■ GIVEN INSTRUCTION
Rewrite the listing below, swapping "feature-description" for "feature-summary" everywhere it occurs and leaving every other line and word as it is. Omit the picture from your version.

■ RECORD EXCERPTS
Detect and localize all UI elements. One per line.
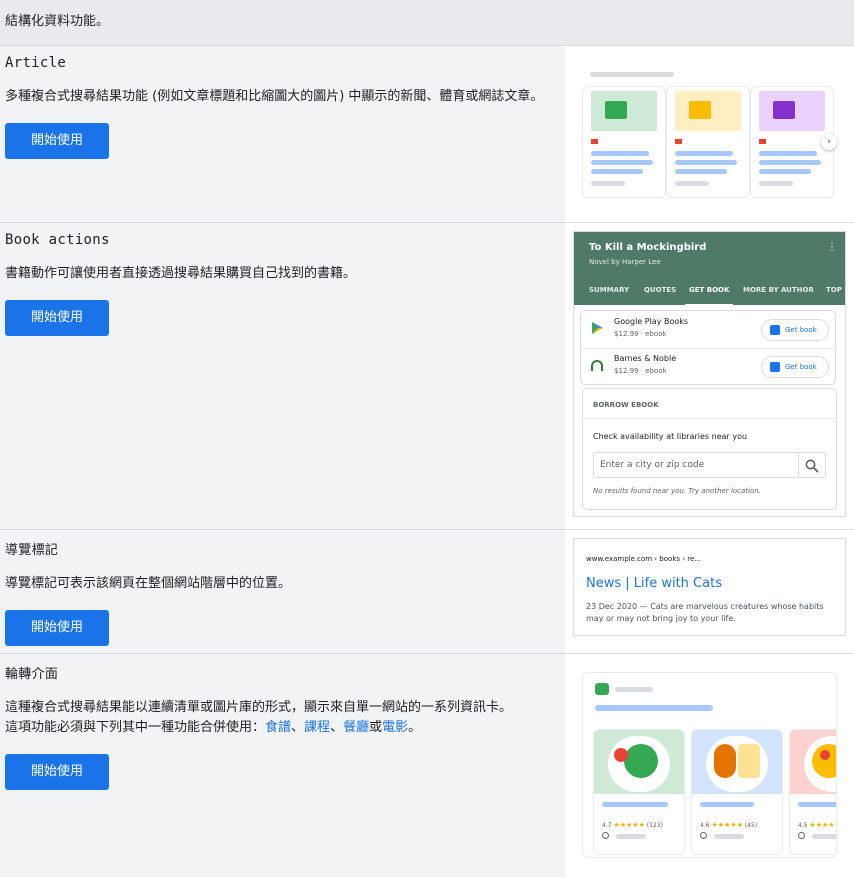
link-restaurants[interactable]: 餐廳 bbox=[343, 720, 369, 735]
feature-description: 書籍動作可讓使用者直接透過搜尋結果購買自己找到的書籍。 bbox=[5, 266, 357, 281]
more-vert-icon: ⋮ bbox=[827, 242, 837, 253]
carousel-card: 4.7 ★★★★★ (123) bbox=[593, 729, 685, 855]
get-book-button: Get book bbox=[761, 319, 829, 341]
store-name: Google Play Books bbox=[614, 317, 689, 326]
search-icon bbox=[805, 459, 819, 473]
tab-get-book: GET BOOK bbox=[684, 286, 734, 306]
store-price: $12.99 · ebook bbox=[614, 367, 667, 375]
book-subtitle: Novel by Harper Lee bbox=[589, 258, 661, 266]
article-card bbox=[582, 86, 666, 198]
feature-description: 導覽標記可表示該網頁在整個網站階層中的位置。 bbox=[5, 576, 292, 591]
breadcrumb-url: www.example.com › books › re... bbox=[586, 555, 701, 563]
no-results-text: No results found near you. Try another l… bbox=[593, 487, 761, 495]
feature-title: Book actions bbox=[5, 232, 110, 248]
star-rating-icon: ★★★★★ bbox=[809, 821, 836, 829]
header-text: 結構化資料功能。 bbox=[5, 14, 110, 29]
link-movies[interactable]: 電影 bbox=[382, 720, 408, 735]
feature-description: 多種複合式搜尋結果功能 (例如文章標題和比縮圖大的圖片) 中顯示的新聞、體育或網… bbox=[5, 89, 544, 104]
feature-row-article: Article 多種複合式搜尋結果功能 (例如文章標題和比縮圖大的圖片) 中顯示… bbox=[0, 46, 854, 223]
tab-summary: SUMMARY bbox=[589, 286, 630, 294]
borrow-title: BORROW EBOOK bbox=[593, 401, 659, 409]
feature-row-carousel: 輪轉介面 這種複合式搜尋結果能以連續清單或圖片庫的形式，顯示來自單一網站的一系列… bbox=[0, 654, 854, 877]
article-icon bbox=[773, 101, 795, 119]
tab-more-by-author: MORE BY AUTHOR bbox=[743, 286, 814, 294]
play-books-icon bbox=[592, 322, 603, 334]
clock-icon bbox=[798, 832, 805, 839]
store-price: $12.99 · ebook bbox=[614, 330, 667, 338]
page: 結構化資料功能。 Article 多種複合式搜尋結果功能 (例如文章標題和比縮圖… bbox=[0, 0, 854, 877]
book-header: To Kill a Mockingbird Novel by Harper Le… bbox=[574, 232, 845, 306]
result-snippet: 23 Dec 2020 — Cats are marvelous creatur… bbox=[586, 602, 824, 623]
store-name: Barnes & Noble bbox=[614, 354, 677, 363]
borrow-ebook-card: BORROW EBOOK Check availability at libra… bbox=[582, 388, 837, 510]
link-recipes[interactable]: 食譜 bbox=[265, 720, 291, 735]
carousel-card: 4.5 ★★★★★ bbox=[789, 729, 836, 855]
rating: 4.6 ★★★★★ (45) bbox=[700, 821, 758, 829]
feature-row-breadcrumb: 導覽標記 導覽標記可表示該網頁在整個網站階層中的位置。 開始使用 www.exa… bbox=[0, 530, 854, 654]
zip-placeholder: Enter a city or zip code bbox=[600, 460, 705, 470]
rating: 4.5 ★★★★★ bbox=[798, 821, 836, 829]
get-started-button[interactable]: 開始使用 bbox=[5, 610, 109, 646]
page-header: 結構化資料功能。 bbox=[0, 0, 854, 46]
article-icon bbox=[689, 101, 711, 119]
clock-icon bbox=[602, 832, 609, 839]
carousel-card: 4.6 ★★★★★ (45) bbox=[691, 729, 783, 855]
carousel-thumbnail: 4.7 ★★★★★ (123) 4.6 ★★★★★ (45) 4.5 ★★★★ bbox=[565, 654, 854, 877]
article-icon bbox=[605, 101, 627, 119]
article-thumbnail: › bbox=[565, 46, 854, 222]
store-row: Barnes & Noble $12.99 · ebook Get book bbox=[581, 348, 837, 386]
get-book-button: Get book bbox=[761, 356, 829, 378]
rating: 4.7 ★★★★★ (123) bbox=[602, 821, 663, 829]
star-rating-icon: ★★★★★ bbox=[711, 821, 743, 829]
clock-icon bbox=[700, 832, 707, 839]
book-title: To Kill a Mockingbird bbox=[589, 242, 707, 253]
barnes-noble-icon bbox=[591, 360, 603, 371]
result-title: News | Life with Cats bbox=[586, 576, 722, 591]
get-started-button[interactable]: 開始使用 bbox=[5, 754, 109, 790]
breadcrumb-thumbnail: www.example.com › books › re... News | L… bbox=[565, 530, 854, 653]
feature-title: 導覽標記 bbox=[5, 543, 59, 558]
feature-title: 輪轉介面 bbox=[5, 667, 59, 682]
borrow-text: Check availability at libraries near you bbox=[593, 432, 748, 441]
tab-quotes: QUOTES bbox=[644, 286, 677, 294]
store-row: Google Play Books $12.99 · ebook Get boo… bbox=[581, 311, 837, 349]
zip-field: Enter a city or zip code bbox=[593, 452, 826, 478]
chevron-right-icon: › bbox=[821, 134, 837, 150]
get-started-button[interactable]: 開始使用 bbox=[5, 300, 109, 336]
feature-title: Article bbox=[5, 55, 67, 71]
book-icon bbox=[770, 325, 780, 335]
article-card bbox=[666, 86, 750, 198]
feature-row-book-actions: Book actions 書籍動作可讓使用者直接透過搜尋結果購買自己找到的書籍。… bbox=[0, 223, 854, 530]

■ OUTPUT FOR THIS TASK
Detect and localize all UI elements. One per line.
link-restaurants[interactable]: 餐廳 bbox=[343, 720, 369, 735]
feature-summary: 書籍動作可讓使用者直接透過搜尋結果購買自己找到的書籍。 bbox=[5, 266, 357, 281]
more-vert-icon: ⋮ bbox=[827, 242, 837, 253]
carousel-card: 4.7 ★★★★★ (123) bbox=[593, 729, 685, 855]
get-book-button: Get book bbox=[761, 319, 829, 341]
store-name: Google Play Books bbox=[614, 317, 689, 326]
search-icon bbox=[805, 459, 819, 473]
tab-get-book: GET BOOK bbox=[684, 286, 734, 306]
store-price: $12.99 · ebook bbox=[614, 367, 667, 375]
book-subtitle: Novel by Harper Lee bbox=[589, 258, 661, 266]
article-card bbox=[582, 86, 666, 198]
feature-summary: 導覽標記可表示該網頁在整個網站階層中的位置。 bbox=[5, 576, 292, 591]
breadcrumb-url: www.example.com › books › re... bbox=[586, 555, 701, 563]
no-results-text: No results found near you. Try another l… bbox=[593, 487, 761, 495]
feature-title: Book actions bbox=[5, 232, 110, 248]
star-rating-icon: ★★★★★ bbox=[809, 821, 836, 829]
header-text: 結構化資料功能。 bbox=[5, 14, 110, 29]
link-movies[interactable]: 電影 bbox=[382, 720, 408, 735]
feature-summary: 多種複合式搜尋結果功能 (例如文章標題和比縮圖大的圖片) 中顯示的新聞、體育或網… bbox=[5, 89, 544, 104]
feature-row-article: Article 多種複合式搜尋結果功能 (例如文章標題和比縮圖大的圖片) 中顯示… bbox=[0, 46, 854, 223]
tab-summary: SUMMARY bbox=[589, 286, 630, 294]
borrow-title: BORROW EBOOK bbox=[593, 401, 659, 409]
feature-row-carousel: 輪轉介面 這種複合式搜尋結果能以連續清單或圖片庫的形式，顯示來自單一網站的一系列… bbox=[0, 654, 854, 877]
article-icon bbox=[773, 101, 795, 119]
tab-more-by-author: MORE BY AUTHOR bbox=[743, 286, 814, 294]
play-books-icon bbox=[592, 322, 603, 334]
clock-icon bbox=[798, 832, 805, 839]
store-price: $12.99 · ebook bbox=[614, 330, 667, 338]
page: 結構化資料功能。 Article 多種複合式搜尋結果功能 (例如文章標題和比縮圖… bbox=[0, 0, 854, 877]
book-header: To Kill a Mockingbird Novel by Harper Le… bbox=[574, 232, 845, 306]
result-snippet: 23 Dec 2020 — Cats are marvelous creatur… bbox=[586, 602, 824, 623]
store-name: Barnes & Noble bbox=[614, 354, 677, 363]
borrow-ebook-card: BORROW EBOOK Check availability at libra… bbox=[582, 388, 837, 510]
link-recipes[interactable]: 食譜 bbox=[265, 720, 291, 735]
carousel-card: 4.5 ★★★★★ bbox=[789, 729, 836, 855]
rating: 4.6 ★★★★★ (45) bbox=[700, 821, 758, 829]
feature-row-breadcrumb: 導覽標記 導覽標記可表示該網頁在整個網站階層中的位置。 開始使用 www.exa… bbox=[0, 530, 854, 654]
zip-placeholder: Enter a city or zip code bbox=[600, 460, 705, 470]
rating: 4.5 ★★★★★ bbox=[798, 821, 836, 829]
get-started-button[interactable]: 開始使用 bbox=[5, 610, 109, 646]
page-header: 結構化資料功能。 bbox=[0, 0, 854, 46]
article-icon bbox=[689, 101, 711, 119]
clock-icon bbox=[602, 832, 609, 839]
carousel-card: 4.6 ★★★★★ (45) bbox=[691, 729, 783, 855]
carousel-thumbnail: 4.7 ★★★★★ (123) 4.6 ★★★★★ (45) 4.5 ★★★★ bbox=[565, 654, 854, 877]
article-icon bbox=[605, 101, 627, 119]
article-thumbnail: › bbox=[565, 46, 854, 222]
store-row: Barnes & Noble $12.99 · ebook Get book bbox=[581, 348, 837, 386]
get-book-button: Get book bbox=[761, 356, 829, 378]
rating: 4.7 ★★★★★ (123) bbox=[602, 821, 663, 829]
star-rating-icon: ★★★★★ bbox=[711, 821, 743, 829]
clock-icon bbox=[700, 832, 707, 839]
book-title: To Kill a Mockingbird bbox=[589, 242, 707, 253]
barnes-noble-icon bbox=[591, 360, 603, 371]
result-title: News | Life with Cats bbox=[586, 576, 722, 591]
get-started-button[interactable]: 開始使用 bbox=[5, 754, 109, 790]
breadcrumb-thumbnail: www.example.com › books › re... News | L… bbox=[565, 530, 854, 653]
feature-title: 導覽標記 bbox=[5, 543, 59, 558]
feature-title: 輪轉介面 bbox=[5, 667, 59, 682]
borrow-text: Check availability at libraries near you bbox=[593, 432, 748, 441]
tab-quotes: QUOTES bbox=[644, 286, 677, 294]
store-row: Google Play Books $12.99 · ebook Get boo… bbox=[581, 311, 837, 349]
zip-field: Enter a city or zip code bbox=[593, 452, 826, 478]
chevron-right-icon: › bbox=[821, 134, 837, 150]
get-started-button[interactable]: 開始使用 bbox=[5, 300, 109, 336]
feature-title: Article bbox=[5, 55, 67, 71]
book-icon bbox=[770, 325, 780, 335]
article-card bbox=[666, 86, 750, 198]
feature-row-book-actions: Book actions 書籍動作可讓使用者直接透過搜尋結果購買自己找到的書籍。… bbox=[0, 223, 854, 530]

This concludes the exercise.